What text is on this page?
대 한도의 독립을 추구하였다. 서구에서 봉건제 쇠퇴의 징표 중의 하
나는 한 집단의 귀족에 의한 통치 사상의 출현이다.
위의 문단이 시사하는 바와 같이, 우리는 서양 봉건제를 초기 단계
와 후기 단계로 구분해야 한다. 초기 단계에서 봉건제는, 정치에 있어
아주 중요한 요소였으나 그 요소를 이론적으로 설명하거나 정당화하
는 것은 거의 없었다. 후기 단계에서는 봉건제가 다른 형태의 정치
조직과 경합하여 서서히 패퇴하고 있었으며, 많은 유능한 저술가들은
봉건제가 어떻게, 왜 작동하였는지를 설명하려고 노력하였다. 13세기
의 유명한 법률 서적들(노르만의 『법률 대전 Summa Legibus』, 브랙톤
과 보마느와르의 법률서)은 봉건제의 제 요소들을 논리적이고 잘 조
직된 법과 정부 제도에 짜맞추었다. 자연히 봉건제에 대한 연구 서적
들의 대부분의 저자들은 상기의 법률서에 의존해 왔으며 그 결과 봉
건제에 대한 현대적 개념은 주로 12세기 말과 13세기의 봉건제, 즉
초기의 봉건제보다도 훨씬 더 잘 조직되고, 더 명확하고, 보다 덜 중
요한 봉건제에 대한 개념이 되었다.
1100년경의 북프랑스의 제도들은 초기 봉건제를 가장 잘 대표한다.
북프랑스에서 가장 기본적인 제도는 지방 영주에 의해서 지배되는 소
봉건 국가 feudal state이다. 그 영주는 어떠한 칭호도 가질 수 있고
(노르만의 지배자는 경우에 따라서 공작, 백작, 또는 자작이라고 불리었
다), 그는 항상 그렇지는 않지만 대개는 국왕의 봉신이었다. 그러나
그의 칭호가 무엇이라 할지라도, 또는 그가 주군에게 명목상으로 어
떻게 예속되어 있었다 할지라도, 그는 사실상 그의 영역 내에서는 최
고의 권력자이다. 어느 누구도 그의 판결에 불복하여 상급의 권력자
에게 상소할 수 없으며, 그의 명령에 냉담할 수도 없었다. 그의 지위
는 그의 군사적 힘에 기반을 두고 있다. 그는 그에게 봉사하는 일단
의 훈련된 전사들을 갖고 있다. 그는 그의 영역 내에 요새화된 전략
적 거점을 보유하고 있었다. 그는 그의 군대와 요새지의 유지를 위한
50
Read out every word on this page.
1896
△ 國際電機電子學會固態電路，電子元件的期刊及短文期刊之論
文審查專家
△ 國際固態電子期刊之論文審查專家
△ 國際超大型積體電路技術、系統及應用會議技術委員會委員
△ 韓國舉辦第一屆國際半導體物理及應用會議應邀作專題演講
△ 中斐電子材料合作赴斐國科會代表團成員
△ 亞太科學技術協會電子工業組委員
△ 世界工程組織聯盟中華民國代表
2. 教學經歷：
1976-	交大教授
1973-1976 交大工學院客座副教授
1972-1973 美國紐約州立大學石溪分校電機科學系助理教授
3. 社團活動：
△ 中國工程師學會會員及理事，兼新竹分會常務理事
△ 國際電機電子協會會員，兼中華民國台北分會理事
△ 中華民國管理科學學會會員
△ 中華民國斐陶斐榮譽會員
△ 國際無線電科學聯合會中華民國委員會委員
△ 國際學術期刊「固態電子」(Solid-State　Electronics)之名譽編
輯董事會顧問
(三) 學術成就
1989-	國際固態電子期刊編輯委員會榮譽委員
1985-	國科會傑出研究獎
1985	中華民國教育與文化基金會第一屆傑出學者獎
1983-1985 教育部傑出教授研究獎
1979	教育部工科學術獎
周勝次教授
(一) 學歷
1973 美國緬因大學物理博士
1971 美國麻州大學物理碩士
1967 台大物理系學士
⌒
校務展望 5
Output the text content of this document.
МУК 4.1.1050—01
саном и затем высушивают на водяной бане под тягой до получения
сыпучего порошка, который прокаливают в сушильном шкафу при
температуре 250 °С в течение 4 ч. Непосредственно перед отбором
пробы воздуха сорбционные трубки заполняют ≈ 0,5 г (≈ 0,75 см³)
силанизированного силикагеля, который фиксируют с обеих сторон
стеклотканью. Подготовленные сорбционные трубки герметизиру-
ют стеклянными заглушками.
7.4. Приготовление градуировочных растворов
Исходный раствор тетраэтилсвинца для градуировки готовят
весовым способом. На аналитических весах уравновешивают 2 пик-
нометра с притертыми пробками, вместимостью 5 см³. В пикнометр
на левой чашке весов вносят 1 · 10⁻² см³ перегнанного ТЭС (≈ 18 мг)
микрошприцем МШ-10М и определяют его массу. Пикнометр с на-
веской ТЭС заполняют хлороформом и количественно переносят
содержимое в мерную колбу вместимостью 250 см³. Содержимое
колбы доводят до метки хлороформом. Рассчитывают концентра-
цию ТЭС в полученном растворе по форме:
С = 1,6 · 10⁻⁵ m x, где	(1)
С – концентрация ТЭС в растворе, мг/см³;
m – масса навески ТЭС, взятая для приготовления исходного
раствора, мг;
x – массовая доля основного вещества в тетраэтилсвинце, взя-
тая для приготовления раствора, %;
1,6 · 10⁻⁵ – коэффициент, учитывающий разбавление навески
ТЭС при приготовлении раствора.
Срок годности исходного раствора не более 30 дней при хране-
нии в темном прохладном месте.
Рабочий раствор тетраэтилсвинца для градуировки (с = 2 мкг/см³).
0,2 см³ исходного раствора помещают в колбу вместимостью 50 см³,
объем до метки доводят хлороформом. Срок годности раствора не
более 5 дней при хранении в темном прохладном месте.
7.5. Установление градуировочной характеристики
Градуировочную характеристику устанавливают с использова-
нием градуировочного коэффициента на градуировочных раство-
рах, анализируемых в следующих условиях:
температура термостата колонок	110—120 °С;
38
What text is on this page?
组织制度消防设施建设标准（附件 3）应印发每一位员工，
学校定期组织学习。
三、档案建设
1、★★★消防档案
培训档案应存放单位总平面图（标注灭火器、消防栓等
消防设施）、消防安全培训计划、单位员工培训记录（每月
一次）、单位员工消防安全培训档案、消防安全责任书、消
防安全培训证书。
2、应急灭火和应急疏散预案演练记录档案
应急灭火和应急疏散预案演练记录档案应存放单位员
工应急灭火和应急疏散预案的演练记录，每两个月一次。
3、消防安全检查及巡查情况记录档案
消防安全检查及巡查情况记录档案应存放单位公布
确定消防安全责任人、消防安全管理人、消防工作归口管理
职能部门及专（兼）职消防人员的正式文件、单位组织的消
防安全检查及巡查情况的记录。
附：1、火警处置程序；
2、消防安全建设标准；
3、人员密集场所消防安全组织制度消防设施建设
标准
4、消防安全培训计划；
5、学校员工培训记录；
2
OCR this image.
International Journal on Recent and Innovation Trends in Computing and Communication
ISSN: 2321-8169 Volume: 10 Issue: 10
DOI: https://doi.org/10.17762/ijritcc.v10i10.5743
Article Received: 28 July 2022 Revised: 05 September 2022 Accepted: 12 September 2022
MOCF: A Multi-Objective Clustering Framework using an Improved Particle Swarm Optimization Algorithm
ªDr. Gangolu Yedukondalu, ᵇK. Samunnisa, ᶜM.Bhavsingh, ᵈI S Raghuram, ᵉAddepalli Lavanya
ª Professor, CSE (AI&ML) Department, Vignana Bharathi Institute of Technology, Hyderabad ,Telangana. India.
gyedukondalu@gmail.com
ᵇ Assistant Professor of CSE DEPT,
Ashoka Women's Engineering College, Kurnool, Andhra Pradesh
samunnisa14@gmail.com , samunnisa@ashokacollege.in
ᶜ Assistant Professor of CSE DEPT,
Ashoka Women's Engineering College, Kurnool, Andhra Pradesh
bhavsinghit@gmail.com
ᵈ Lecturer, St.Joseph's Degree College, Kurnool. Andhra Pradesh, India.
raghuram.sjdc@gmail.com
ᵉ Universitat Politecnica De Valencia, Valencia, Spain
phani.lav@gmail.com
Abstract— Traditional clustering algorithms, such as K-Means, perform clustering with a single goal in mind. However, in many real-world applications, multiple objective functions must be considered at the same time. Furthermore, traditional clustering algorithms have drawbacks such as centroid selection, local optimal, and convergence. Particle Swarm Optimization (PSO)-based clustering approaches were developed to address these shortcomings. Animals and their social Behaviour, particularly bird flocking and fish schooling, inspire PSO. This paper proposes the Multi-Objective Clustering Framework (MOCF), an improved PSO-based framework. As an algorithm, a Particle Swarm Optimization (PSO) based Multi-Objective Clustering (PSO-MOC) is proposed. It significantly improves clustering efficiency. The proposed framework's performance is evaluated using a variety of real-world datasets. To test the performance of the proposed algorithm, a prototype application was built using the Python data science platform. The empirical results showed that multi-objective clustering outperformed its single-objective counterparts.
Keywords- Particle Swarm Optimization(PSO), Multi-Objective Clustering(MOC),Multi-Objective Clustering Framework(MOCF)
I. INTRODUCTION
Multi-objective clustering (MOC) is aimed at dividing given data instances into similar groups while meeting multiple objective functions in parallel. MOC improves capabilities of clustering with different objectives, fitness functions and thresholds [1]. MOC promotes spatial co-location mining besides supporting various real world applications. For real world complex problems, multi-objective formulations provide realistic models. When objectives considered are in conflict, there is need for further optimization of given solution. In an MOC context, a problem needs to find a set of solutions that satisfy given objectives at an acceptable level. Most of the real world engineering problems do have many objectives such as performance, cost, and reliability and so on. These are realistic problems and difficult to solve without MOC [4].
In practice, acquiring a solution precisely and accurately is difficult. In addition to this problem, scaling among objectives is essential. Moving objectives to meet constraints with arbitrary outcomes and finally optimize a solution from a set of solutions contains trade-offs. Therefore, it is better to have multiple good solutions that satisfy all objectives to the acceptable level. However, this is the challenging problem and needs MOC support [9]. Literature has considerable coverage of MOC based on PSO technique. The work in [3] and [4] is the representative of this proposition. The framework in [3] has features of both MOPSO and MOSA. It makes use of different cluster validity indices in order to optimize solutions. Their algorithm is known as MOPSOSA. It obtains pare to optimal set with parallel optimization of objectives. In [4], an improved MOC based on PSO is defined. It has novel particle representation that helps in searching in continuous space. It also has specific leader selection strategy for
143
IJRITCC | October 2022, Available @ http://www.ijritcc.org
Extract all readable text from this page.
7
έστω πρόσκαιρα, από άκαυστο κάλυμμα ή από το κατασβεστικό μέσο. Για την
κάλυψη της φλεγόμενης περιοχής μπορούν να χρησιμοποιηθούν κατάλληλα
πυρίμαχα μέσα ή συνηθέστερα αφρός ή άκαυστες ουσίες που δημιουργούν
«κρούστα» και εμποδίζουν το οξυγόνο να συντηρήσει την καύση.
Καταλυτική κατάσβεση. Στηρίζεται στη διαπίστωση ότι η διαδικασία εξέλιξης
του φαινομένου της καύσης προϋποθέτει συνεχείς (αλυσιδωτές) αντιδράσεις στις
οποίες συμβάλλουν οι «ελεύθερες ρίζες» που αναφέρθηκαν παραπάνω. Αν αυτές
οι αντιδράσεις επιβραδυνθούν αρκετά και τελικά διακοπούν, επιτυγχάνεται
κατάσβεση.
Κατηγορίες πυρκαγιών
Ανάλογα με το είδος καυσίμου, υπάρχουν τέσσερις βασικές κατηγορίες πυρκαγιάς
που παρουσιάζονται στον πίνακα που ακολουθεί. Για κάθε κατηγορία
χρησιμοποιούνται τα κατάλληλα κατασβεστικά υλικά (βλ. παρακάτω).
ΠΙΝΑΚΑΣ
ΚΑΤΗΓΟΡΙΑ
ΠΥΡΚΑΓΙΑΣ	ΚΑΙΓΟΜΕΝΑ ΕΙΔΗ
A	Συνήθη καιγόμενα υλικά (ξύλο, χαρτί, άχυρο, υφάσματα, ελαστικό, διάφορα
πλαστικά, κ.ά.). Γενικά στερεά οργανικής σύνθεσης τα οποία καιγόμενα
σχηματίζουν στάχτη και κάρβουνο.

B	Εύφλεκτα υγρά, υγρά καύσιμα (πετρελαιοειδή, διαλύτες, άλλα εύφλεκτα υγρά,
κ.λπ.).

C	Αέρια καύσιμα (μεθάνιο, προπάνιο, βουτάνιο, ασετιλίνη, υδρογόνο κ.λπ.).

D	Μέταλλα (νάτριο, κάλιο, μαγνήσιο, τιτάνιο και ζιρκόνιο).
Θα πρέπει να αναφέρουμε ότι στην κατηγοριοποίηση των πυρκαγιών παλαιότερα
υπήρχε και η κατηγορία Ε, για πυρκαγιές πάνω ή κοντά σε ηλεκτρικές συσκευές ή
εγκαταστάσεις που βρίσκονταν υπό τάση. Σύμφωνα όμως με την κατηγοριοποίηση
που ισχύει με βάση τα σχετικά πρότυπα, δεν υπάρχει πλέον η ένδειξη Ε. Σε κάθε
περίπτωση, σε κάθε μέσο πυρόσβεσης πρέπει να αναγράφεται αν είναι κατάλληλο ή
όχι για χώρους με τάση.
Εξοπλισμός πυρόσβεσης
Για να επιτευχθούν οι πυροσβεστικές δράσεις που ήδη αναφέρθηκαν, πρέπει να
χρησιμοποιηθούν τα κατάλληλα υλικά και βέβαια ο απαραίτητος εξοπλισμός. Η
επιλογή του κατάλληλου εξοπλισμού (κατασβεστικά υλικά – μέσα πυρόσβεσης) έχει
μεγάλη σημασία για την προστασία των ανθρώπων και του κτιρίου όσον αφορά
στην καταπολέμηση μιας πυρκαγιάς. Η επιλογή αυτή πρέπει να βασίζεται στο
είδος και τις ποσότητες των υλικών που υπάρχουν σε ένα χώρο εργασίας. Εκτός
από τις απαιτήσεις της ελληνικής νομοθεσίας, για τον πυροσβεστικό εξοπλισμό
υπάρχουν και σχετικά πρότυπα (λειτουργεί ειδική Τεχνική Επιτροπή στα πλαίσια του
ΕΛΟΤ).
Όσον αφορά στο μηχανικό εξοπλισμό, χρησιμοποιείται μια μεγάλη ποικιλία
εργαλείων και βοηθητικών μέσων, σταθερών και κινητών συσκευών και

> **Exercise prompt**:
Determine how many lines of the material include the string "более". Output only that count.

> **Result for this exercise**:
2